— Excerpted data —
┌────────

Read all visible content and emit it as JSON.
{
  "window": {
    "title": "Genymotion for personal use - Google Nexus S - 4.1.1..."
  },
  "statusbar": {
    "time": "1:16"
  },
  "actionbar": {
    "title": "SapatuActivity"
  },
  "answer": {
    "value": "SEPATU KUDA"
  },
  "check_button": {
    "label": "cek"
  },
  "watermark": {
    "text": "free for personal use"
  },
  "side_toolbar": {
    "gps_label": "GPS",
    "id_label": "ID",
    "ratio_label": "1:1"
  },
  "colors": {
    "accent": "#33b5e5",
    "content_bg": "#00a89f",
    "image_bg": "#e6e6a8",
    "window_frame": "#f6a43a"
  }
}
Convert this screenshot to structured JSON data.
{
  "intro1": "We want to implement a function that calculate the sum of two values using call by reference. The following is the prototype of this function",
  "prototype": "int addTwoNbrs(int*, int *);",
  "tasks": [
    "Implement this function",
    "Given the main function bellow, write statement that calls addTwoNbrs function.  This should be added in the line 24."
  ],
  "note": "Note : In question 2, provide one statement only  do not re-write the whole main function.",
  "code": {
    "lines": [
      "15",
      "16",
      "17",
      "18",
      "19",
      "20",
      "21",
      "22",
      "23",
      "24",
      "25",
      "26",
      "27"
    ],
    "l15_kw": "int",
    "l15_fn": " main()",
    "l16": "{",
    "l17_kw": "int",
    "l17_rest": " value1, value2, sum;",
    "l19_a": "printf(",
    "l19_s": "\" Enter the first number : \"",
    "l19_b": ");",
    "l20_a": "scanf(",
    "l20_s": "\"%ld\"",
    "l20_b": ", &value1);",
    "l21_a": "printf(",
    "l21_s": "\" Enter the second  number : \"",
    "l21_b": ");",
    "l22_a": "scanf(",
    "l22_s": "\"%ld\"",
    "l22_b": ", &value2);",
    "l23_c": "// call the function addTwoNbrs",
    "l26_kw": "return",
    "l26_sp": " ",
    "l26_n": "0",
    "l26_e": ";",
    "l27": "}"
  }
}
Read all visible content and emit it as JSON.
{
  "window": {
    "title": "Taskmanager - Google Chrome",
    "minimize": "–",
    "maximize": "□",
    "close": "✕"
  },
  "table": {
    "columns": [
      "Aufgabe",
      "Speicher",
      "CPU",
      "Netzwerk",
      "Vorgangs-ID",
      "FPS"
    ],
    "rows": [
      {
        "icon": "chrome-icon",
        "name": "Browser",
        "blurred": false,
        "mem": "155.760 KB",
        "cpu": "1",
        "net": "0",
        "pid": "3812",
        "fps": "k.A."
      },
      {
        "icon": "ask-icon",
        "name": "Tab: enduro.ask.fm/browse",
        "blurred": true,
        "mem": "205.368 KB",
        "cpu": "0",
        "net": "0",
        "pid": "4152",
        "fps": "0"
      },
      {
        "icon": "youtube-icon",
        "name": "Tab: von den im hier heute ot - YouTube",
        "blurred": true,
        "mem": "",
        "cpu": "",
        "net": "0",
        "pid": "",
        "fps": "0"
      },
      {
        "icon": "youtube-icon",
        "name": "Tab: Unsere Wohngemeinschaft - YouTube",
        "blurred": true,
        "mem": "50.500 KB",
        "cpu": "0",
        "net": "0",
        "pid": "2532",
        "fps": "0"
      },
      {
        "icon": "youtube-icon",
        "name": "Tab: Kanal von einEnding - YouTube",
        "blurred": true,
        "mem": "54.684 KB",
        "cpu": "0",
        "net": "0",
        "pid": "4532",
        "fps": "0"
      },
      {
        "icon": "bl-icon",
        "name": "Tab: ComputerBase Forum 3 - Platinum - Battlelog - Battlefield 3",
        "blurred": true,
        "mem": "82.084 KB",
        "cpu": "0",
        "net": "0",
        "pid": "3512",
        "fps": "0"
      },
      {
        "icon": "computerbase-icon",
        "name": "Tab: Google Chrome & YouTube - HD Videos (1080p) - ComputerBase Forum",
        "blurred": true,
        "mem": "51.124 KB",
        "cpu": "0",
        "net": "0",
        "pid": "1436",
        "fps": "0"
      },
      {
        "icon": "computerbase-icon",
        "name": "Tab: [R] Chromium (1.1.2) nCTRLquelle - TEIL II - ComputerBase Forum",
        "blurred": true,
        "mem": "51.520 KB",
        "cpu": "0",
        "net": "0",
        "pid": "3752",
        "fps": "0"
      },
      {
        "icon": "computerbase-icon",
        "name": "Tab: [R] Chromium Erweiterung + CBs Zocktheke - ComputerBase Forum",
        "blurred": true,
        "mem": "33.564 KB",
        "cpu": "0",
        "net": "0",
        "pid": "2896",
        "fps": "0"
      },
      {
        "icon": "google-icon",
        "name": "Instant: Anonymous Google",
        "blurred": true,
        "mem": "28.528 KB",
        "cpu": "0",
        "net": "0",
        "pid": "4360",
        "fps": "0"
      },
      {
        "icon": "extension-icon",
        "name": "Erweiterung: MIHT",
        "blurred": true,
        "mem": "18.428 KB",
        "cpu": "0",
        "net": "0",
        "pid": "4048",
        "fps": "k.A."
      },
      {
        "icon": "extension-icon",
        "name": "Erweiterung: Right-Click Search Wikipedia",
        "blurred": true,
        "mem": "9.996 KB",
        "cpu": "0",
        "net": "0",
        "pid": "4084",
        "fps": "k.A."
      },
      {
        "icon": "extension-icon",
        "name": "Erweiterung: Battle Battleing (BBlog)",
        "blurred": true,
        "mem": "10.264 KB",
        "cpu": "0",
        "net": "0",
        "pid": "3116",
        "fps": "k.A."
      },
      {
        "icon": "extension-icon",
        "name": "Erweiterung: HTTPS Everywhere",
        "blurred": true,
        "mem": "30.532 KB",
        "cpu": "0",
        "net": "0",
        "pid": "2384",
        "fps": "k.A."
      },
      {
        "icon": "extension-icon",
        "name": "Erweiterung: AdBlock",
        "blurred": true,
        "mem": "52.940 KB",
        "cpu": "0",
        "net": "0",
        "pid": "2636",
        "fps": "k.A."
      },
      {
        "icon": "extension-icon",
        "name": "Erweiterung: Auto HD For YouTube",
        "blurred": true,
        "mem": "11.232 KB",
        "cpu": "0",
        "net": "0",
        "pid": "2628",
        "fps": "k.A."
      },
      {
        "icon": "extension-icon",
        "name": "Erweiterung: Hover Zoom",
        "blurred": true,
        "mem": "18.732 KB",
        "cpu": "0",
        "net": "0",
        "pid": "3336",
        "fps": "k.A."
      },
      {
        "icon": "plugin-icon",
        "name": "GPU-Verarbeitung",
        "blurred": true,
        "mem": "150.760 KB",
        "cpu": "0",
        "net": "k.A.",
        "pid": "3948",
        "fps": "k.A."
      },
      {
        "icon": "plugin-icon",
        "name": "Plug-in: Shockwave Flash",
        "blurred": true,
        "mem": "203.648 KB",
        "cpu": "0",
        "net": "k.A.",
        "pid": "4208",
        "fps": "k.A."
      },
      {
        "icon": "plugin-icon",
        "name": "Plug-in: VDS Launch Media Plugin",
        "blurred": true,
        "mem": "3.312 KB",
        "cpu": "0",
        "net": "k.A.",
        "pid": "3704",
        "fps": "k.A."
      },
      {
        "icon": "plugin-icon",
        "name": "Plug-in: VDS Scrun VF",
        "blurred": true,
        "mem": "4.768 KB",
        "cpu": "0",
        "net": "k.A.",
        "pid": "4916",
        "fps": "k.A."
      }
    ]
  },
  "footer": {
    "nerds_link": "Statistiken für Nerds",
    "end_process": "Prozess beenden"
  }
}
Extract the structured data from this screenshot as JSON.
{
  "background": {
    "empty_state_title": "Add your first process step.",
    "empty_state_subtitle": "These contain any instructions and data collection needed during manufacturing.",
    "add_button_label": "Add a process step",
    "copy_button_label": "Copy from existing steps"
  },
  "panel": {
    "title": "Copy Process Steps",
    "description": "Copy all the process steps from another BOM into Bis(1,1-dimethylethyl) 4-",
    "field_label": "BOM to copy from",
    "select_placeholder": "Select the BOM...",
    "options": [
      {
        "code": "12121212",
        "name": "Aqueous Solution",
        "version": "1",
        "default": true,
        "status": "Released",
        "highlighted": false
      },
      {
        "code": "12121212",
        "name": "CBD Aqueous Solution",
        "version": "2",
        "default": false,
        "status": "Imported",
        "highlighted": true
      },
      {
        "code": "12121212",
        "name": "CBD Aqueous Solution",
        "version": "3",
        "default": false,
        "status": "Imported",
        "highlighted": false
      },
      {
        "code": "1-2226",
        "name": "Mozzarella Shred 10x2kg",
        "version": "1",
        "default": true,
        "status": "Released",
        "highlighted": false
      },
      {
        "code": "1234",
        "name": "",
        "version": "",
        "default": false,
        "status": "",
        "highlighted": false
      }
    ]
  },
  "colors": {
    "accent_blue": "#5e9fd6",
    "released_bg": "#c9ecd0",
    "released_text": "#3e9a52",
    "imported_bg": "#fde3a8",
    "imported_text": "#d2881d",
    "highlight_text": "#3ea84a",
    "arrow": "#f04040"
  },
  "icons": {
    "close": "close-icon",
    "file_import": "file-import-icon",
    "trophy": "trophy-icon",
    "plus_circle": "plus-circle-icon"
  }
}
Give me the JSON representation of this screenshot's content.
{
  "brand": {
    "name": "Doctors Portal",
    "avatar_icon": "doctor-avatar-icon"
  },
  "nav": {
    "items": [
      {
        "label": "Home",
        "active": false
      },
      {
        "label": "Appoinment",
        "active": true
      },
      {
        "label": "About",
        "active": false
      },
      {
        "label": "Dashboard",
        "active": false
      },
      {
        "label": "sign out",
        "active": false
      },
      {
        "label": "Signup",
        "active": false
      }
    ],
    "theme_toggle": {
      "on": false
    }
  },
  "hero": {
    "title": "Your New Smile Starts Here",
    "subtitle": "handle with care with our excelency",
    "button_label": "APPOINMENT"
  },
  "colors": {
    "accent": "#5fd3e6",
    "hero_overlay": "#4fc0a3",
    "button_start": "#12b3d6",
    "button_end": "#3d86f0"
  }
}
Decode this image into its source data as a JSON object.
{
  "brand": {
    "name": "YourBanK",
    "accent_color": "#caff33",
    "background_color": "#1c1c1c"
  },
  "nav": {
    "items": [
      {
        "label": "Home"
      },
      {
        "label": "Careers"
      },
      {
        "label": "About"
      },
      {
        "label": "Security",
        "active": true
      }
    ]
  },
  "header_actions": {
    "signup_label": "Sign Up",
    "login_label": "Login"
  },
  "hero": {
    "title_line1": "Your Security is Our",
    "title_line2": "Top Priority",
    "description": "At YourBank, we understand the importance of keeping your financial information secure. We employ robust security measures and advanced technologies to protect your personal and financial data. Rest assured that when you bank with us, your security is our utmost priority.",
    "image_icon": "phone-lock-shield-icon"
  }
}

└────────

— Aim of the exercise —
Starting with the line that contains "Give me the", print each line through the last one in the listing. Include both end lines and add nothing.

— Exercise response —
Give me the JSON representation of this screenshot's content.
{
  "brand": {
    "name": "Doctors Portal",
    "avatar_icon": "doctor-avatar-icon"
  },
  "nav": {
    "items": [
      {
        "label": "Home",
        "active": false
      },
      {
        "label": "Appoinment",
        "active": true
      },
      {
        "label": "About",
        "active": false
      },
      {
        "label": "Dashboard",
        "active": false
      },
      {
        "label": "sign out",
        "active": false
      },
      {
        "label": "Signup",
        "active": false
      }
    ],
    "theme_toggle": {
      "on": false
    }
  },
  "hero": {
    "title": "Your New Smile Starts Here",
    "subtitle": "handle with care with our excelency",
    "button_label": "APPOINMENT"
  },
  "colors": {
    "accent": "#5fd3e6",
    "hero_overlay": "#4fc0a3",
    "button_start": "#12b3d6",
    "button_end": "#3d86f0"
  }
}
Decode this image into its source data as a JSON object.
{
  "brand": {
    "name": "YourBanK",
    "accent_color": "#caff33",
    "background_color": "#1c1c1c"
  },
  "nav": {
    "items": [
      {
        "label": "Home"
      },
      {
        "label": "Careers"
      },
      {
        "label": "About"
      },
      {
        "label": "Security",
        "active": true
      }
    ]
  },
  "header_actions": {
    "signup_label": "Sign Up",
    "login_label": "Login"
  },
  "hero": {
    "title_line1": "Your Security is Our",
    "title_line2": "Top Priority",
    "description": "At YourBank, we understand the importance of keeping your financial information secure. We employ robust security measures and advanced technologies to protect your personal and financial data. Rest assured that when you bank with us, your security is our utmost priority.",
    "image_icon": "phone-lock-shield-icon"
  }
}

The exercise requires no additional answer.